- [Task brief] Exactly reproduce the lines that follow.

◆ ◆ ◆ ◆ ◆

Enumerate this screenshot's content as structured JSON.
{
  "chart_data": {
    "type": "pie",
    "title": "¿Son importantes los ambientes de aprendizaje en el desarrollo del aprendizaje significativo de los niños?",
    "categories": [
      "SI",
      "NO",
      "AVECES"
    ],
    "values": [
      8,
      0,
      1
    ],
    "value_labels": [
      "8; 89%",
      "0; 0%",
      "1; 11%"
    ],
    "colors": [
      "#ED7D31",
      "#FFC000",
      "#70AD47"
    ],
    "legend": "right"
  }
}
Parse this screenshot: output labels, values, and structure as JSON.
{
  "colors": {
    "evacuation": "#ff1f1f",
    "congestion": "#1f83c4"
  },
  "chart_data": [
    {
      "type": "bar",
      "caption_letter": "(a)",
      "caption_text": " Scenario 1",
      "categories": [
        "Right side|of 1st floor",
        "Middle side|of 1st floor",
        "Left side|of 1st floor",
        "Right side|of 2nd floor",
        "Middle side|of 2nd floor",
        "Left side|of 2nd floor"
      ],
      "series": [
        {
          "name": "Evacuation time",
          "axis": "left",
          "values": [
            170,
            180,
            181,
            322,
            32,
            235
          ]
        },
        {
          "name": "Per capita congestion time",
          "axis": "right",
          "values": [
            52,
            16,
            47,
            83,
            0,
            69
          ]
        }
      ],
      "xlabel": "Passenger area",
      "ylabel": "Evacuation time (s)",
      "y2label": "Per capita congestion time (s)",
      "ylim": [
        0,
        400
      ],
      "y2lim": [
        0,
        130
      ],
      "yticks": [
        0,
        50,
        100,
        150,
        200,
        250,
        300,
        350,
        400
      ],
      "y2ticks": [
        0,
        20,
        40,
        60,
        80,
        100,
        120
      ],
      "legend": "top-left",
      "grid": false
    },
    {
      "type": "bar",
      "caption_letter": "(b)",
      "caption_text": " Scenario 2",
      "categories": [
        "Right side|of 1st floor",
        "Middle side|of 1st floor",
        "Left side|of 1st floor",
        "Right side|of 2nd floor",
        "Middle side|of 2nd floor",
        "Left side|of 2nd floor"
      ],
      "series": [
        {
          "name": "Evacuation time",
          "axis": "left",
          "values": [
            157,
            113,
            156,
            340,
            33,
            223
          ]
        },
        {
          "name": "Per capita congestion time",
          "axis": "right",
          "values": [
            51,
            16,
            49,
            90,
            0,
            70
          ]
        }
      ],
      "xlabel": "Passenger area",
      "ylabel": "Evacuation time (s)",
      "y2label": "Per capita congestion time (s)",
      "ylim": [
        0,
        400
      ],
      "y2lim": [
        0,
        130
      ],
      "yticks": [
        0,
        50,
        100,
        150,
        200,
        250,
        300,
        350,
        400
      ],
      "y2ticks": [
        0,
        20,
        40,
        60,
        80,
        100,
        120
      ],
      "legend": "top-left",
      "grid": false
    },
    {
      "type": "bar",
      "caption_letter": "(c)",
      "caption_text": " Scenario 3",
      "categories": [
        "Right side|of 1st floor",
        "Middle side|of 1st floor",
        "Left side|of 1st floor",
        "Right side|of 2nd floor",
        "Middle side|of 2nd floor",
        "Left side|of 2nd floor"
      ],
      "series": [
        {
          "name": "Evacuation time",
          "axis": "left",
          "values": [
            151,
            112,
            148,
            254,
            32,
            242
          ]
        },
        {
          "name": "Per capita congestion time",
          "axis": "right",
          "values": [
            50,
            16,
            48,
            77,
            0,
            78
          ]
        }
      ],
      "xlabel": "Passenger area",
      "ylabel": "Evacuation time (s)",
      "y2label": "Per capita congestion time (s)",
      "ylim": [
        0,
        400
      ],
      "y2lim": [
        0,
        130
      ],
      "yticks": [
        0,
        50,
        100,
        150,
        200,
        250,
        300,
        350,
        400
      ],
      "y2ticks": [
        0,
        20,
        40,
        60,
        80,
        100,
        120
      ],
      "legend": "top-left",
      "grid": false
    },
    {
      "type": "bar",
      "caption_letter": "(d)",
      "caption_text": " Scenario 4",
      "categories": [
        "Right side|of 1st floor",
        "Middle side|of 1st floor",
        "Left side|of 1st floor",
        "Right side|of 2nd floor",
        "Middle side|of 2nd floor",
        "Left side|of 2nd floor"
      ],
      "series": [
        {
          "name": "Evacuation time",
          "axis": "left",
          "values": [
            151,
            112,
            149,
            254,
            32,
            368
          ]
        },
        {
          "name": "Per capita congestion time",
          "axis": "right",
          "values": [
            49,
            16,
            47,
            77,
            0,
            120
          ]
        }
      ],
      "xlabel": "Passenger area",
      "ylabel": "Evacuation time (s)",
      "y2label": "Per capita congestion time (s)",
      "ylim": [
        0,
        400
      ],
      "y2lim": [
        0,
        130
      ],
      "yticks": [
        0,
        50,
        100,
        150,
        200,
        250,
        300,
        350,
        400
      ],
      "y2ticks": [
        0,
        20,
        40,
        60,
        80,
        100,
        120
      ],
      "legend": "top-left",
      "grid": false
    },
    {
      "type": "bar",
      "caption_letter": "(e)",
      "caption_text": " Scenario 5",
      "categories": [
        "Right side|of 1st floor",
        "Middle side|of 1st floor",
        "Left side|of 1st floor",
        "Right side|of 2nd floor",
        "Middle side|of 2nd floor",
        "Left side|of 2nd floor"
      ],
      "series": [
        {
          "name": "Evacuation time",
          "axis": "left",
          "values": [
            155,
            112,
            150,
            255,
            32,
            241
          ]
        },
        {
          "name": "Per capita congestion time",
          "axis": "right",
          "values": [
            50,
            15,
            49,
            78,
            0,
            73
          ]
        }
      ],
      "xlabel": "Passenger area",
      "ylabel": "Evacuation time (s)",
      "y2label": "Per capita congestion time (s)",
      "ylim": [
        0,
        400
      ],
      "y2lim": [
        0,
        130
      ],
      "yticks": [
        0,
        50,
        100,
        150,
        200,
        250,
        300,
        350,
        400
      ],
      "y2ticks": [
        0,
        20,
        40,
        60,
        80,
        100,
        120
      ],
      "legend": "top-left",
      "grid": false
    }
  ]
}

◆ ◆ ◆ ◆ ◆

- [Solution for this task]
Enumerate this screenshot's content as structured JSON.
{
  "chart_data": {
    "type": "pie",
    "title": "¿Son importantes los ambientes de aprendizaje en el desarrollo del aprendizaje significativo de los niños?",
    "categories": [
      "SI",
      "NO",
      "AVECES"
    ],
    "values": [
      8,
      0,
      1
    ],
    "value_labels": [
      "8; 89%",
      "0; 0%",
      "1; 11%"
    ],
    "colors": [
      "#ED7D31",
      "#FFC000",
      "#70AD47"
    ],
    "legend": "right"
  }
}
Parse this screenshot: output labels, values, and structure as JSON.
{
  "colors": {
    "evacuation": "#ff1f1f",
    "congestion": "#1f83c4"
  },
  "chart_data": [
    {
      "type": "bar",
      "caption_letter": "(a)",
      "caption_text": " Scenario 1",
      "categories": [
        "Right side|of 1st floor",
        "Middle side|of 1st floor",
        "Left side|of 1st floor",
        "Right side|of 2nd floor",
        "Middle side|of 2nd floor",
        "Left side|of 2nd floor"
      ],
      "series": [
        {
          "name": "Evacuation time",
          "axis": "left",
          "values": [
            170,
            180,
            181,
            322,
            32,
            235
          ]
        },
        {
          "name": "Per capita congestion time",
          "axis": "right",
          "values": [
            52,
            16,
            47,
            83,
            0,
            69
          ]
        }
      ],
      "xlabel": "Passenger area",
      "ylabel": "Evacuation time (s)",
      "y2label": "Per capita congestion time (s)",
      "ylim": [
        0,
        400
      ],
      "y2lim": [
        0,
        130
      ],
      "yticks": [
        0,
        50,
        100,
        150,
        200,
        250,
        300,
        350,
        400
      ],
      "y2ticks": [
        0,
        20,
        40,
        60,
        80,
        100,
        120
      ],
      "legend": "top-left",
      "grid": false
    },
    {
      "type": "bar",
      "caption_letter": "(b)",
      "caption_text": " Scenario 2",
      "categories": [
        "Right side|of 1st floor",
        "Middle side|of 1st floor",
        "Left side|of 1st floor",
        "Right side|of 2nd floor",
        "Middle side|of 2nd floor",
        "Left side|of 2nd floor"
      ],
      "series": [
        {
          "name": "Evacuation time",
          "axis": "left",
          "values": [
            157,
            113,
            156,
            340,
            33,
            223
          ]
        },
        {
          "name": "Per capita congestion time",
          "axis": "right",
          "values": [
            51,
            16,
            49,
            90,
            0,
            70
          ]
        }
      ],
      "xlabel": "Passenger area",
      "ylabel": "Evacuation time (s)",
      "y2label": "Per capita congestion time (s)",
      "ylim": [
        0,
        400
      ],
      "y2lim": [
        0,
        130
      ],
      "yticks": [
        0,
        50,
        100,
        150,
        200,
        250,
        300,
        350,
        400
      ],
      "y2ticks": [
        0,
        20,
        40,
        60,
        80,
        100,
        120
      ],
      "legend": "top-left",
      "grid": false
    },
    {
      "type": "bar",
      "caption_letter": "(c)",
      "caption_text": " Scenario 3",
      "categories": [
        "Right side|of 1st floor",
        "Middle side|of 1st floor",
        "Left side|of 1st floor",
        "Right side|of 2nd floor",
        "Middle side|of 2nd floor",
        "Left side|of 2nd floor"
      ],
      "series": [
        {
          "name": "Evacuation time",
          "axis": "left",
          "values": [
            151,
            112,
            148,
            254,
            32,
            242
          ]
        },
        {
          "name": "Per capita congestion time",
          "axis": "right",
          "values": [
            50,
            16,
            48,
            77,
            0,
            78
          ]
        }
      ],
      "xlabel": "Passenger area",
      "ylabel": "Evacuation time (s)",
      "y2label": "Per capita congestion time (s)",
      "ylim": [
        0,
        400
      ],
      "y2lim": [
        0,
        130
      ],
      "yticks": [
        0,
        50,
        100,
        150,
        200,
        250,
        300,
        350,
        400
      ],
      "y2ticks": [
        0,
        20,
        40,
        60,
        80,
        100,
        120
      ],
      "legend": "top-left",
      "grid": false
    },
    {
      "type": "bar",
      "caption_letter": "(d)",
      "caption_text": " Scenario 4",
      "categories": [
        "Right side|of 1st floor",
        "Middle side|of 1st floor",
        "Left side|of 1st floor",
        "Right side|of 2nd floor",
        "Middle side|of 2nd floor",
        "Left side|of 2nd floor"
      ],
      "series": [
        {
          "name": "Evacuation time",
          "axis": "left",
          "values": [
            151,
            112,
            149,
            254,
            32,
            368
          ]
        },
        {
          "name": "Per capita congestion time",
          "axis": "right",
          "values": [
            49,
            16,
            47,
            77,
            0,
            120
          ]
        }
      ],
      "xlabel": "Passenger area",
      "ylabel": "Evacuation time (s)",
      "y2label": "Per capita congestion time (s)",
      "ylim": [
        0,
        400
      ],
      "y2lim": [
        0,
        130
      ],
      "yticks": [
        0,
        50,
        100,
        150,
        200,
        250,
        300,
        350,
        400
      ],
      "y2ticks": [
        0,
        20,
        40,
        60,
        80,
        100,
        120
      ],
      "legend": "top-left",
      "grid": false
    },
    {
      "type": "bar",
      "caption_letter": "(e)",
      "caption_text": " Scenario 5",
      "categories": [
        "Right side|of 1st floor",
        "Middle side|of 1st floor",
        "Left side|of 1st floor",
        "Right side|of 2nd floor",
        "Middle side|of 2nd floor",
        "Left side|of 2nd floor"
      ],
      "series": [
        {
          "name": "Evacuation time",
          "axis": "left",
          "values": [
            155,
            112,
            150,
            255,
            32,
            241
          ]
        },
        {
          "name": "Per capita congestion time",
          "axis": "right",
          "values": [
            50,
            15,
            49,
            78,
            0,
            73
          ]
        }
      ],
      "xlabel": "Passenger area",
      "ylabel": "Evacuation time (s)",
      "y2label": "Per capita congestion time (s)",
      "ylim": [
        0,
        400
      ],
      "y2lim": [
        0,
        130
      ],
      "yticks": [
        0,
        50,
        100,
        150,
        200,
        250,
        300,
        350,
        400
      ],
      "y2ticks": [
        0,
        20,
        40,
        60,
        80,
        100,
        120
      ],
      "legend": "top-left",
      "grid": false
    }
  ]
}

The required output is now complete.